[PROPOSAL] Interface for derived (kinematic) variables

This issue is meant for discussing the way we compute, access and store variables derived from pose tracks in movement. Apologies for the very long read, but this is an important design choice and warrants some deliberation. The conversation started during our last meeting with @lochhh and @sfmig. This is my attempt to write it up.

Context: movement's dataset structure

Predicted poses (pose tracks) are represented in movement as an xarray.Dataset object - hereafter referred to as a movement dataset (ds in the example code snippets below).

Right after loading, each movement dataset contains two data variables stored as xarray.DataArray objects:

position: with shape (time, individuals, keypoints, space)
confidence: with shape (time, individuals, keypoints)

dataset_structure

You can think of each data variable as a multi-dimensional pandas.DataFrame or as a numpy.array with labeled axes. In xarray terms, each axis (.e.g. time) is called a dimension (dim), while the lableled 'ticks' along each axis are called coordinates (coords).

Grouping data variables together in a dataset makes sense when they share some common dims. In the movement dataset the two variable share 3 out of 4 dims (see image above).

Other related data that do not constitute arrays but instead take the form of key-value pairs can be stored as attributes - i.e. inside the attrs dictionary.

All data variables and attributes can be conveniently accessed via the usual . attribute syntax, e.g.:

position = ds.position   # equivalent to ds["position"]
confidence = ds.confidence   # equivalent to ds["confidence"]
fps = ds.fps  # equivalent to ds.attrs["fps"]

Problem formulation

The position and confidence data variables (+ some attributes) are created automatically after loading predicted poses from one of our supported pose estimation frameworks.

The question is what to do with variables that movement derives from these 'primary' variables. For purposes of illustration we will consider three example variables:

velocity: which is an xarray.DataArray object with the same dims and coords as position.
velocity_pol: velocity in polar coordinates. As of PR #155, this is a transformation of the above variable from cartesian to polar coordinates. It's also an xarray.DataArray, but its space dimension is replaced by space_pol, with rho (magnitude) and phi (angle) as coordinates.
speed: this is the magnitude (euclidean norm) of velocity and is therefore equivalent to the rho in velocity_pol. This could be a represented as an xarray.DataArray that lacks a spatial dimension alltogether (similar to the confidence variable)

Alternatives

Each of the above derived xarray.DataArray objects could be requested and stored in a variety of ways. Below, I'll go through some alternatives, and attempt to supply pros/cons for each:

1. Status quo: derived variables as accessor properties

The status quo relies on extending xarray using accessors. In short, accessors are xarray's way of adding domain-specific funcitonality to its xarray.DataArray and xarray.Dataset objects. This is strongly preferred over the standard way of extending objects (inheritance).

**Entries provided**
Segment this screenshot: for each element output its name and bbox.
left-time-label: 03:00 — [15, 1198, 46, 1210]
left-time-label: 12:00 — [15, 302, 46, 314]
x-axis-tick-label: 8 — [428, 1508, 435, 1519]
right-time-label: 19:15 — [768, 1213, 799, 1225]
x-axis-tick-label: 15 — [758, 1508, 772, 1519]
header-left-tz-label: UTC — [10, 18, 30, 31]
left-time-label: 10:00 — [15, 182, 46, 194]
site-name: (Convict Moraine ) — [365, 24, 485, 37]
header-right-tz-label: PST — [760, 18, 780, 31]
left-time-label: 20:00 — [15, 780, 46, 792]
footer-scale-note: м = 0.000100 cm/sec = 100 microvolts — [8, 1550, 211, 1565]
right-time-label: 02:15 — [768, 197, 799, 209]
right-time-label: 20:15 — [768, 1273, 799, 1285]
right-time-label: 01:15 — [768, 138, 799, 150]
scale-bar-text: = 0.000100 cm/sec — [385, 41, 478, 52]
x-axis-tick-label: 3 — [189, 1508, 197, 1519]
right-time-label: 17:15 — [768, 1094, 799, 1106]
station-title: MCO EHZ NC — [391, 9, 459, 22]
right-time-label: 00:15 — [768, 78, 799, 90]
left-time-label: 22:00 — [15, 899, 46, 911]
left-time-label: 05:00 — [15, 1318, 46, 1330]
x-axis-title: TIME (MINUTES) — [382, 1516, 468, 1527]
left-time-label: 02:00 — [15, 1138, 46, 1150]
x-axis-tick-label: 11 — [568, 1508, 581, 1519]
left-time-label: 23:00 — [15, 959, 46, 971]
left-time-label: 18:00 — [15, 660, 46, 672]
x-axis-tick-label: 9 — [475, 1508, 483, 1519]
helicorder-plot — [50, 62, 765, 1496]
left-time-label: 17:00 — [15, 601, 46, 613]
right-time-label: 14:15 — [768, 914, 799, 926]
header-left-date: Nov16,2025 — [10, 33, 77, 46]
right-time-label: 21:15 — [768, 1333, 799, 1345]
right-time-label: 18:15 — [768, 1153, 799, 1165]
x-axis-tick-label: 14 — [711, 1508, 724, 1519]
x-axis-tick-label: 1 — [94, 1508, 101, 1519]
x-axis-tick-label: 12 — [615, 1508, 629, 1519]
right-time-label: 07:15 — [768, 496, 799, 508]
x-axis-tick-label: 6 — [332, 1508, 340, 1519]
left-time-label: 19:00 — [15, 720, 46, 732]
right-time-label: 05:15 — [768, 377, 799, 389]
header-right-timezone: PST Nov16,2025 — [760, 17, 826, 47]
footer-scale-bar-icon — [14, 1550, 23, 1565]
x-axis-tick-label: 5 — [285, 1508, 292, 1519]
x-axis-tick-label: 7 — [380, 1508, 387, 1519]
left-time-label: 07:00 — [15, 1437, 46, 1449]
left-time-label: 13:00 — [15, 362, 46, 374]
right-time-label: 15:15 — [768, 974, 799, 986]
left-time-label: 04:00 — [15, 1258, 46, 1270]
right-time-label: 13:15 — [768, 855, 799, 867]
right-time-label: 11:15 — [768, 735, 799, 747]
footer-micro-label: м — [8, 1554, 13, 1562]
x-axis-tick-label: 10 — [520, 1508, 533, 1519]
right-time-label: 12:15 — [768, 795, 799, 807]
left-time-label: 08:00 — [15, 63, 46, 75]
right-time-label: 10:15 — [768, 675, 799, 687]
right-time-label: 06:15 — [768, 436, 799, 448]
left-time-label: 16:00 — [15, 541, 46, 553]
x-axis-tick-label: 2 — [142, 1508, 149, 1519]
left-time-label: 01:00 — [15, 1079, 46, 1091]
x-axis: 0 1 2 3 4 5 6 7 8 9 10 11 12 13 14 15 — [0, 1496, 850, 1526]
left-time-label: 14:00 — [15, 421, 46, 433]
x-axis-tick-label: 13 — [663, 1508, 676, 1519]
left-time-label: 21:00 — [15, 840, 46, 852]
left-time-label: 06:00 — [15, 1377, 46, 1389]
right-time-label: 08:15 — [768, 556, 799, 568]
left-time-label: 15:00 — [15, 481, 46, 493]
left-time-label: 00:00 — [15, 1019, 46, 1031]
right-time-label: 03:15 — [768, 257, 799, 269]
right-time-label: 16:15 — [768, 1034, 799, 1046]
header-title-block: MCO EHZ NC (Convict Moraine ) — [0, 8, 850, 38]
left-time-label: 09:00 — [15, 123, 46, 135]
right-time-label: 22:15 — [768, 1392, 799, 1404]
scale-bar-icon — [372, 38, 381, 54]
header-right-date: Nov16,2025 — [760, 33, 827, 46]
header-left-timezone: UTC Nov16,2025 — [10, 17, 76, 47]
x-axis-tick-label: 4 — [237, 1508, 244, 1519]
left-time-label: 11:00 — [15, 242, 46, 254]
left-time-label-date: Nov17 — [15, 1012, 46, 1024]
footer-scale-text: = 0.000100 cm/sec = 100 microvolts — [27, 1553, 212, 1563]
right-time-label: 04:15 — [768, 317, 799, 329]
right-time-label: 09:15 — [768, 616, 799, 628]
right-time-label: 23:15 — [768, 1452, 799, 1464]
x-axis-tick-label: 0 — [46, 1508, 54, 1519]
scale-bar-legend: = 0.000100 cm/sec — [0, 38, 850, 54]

**Work to complete**
[1] In the proposal on derived kinematic variables, what shape does the confidence data variable have?
[2] For each statement, say whether the proposal on derived kinematic variables supports it, giving yes or no and the deciding words quoted from the proposal.
(a) In velocity_pol, the space dimension is swapped for space_pol.
(b) The proposal favors inheritance over accessors for extending xarray objects.
(c) The two data variables in a movement dataset share all of their dimensions.
[3] Pick up the proposal on derived kinematic variables at the point where it stops, and keep writing it.
The records were taken from a different source than the page text.

**Solved problems**
[1] (time, individuals, keypoints)

[2]
(a) Yes: "its space dimension is replaced by space_pol"
(b) No: "This is strongly preferred over the standard way of extending objects (inheritance)."
(c) No: "In the movement dataset the two variable share 3 out of 4 dims"

[3]
Accordingly, we have implemented a MoveAccessor, which extends xarray.Dataset and is accessed via the keyword "move". For example:

ds.cumsum()  # built-in xarray method
ds.sizes  # built-in xarray attribute

ds.move.validate()  # our movement-specific validation method
ds.move.velocity  # our movement-specific velocity property

Currently, derived variables can be computed via the accessor - ds.move.velocity. Under the hood, when we access the property for the first time, velocity is computed and stored as a data variable within the original dataset, alongside position and confidence. Once computed, it can be accessed in the same way as the 'primary' variables - i.e. ds.velocity or ds["velocity"].

All currently implemented kinematic variables - displacement, velocity, and acceleration - behave in this way. Through PR #155, so do their polar transformations.

velocity = ds.move.velocity
velocity_pol = ds.move.velocity_pol
speed = ds.move.speed

Pros

derived variables are automatically "saved" in a sensible way within the dataset and continue being available for future usage. After they are first computed, they consistently behave like the 'primary' data variables.
we potentially spare some computation. If a user requests velocity again, the stored variable will be returned.
Ease of use: users don't need to know that speed is the magnitude of the velocity vector or how it's exactly computed. They ask for things and they get them (with all the necessary steps happening under the hood).

Cons

Unfamiliar syntax. Users unacquinted with accessors (which is almost all users) may find the .move syntax strange and may not expect the automatic storage of variables.
Data duplication. If we follow this strategy for all three of velocity, velocity_pol and speed, we will be storing the same data in many different ways. velocity_pol is just a simple transform of velocity, so it may not be worth storing within the dataset. The case is even more extreme for speed, if we store both velocity_pol and speed, we would be keeping the exact same array of numbers twice. Moreover, calling ds.move.speed would result in calling both ds.move.velocity and ds.move.velocity_polar under the hood, and users may be surprised by all the extra data variables they suddenly end up with.

2. Getting derived variables via accessor methods

This alternative still relies on the MoveAccessor, but gets to the derived variables via custom methods, instead of custom properties.

For example:

velocity = ds.move.compute_velocity(coordinates="cartesian")
velocity_polar = ds.move.compute_velocity(coordinates="polar")

speed = ds.move.compute_speed()
# the above could be an alias for sth like
speed = ds.move.compute_velocity(coordinates="polar").sel[space_pol="rho"].squeeze()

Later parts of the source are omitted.